§ **Job**
From the entries below, copy every line where the string "Хочу" appears.

§ **Data to use**
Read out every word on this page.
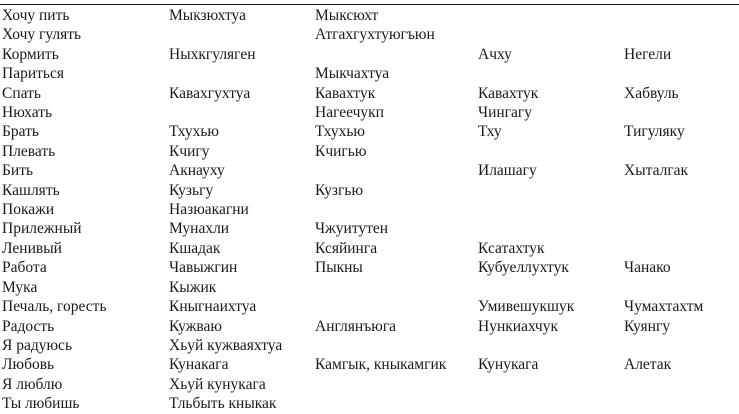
Хочу пить	Мыкзюхтуа	Мыксюхт		
Хочу гулять		Атгахгухтуюгъюн		
Кормить	Ныхкгуляген		Ачху	Негели
Париться		Мыкчахтуа		
Спать	Кавахгухтуа	Кавахтук	Кавахтук	Хабвуль
Нюхать		Нагеечукп	Чингагу	
Брать	Тхухью	Тхухью	Тху	Тигуляку
Плевать	Кчигу	Кчигью		
Бить	Акнауху		Илашагу	Хыталгак
Кашлять	Кузьгу	Кузгью		
Покажи	Назюакагни			
Прилежный	Мунахли	Чжуитутен		
Ленивый	Кшадак	Ксяйинга	Ксатахтук	
Работа	Чавыжгин	Пыкны	Кубуеллухтук	Чанако
Мука	Кыжик			
Печаль, горесть	Кныгнаихтуа		Умивешукшук	Чумахтахтм
Радость	Кужваю	Англянъюга	Нункиахчук	Куянгу
Я радуюсь	Хьуй кужваяхтуа			
Любовь	Кунакага	Камгык, кныкамгик	Кунукага	Алетак
Я люблю	Хьуй кунукага			
Ты любишь	Тльбыть кныкак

§ **Result**
Хочу пить	Мыкзюхтуа	Мыксюхт		
Хочу гулять		Атгахгухтуюгъюн		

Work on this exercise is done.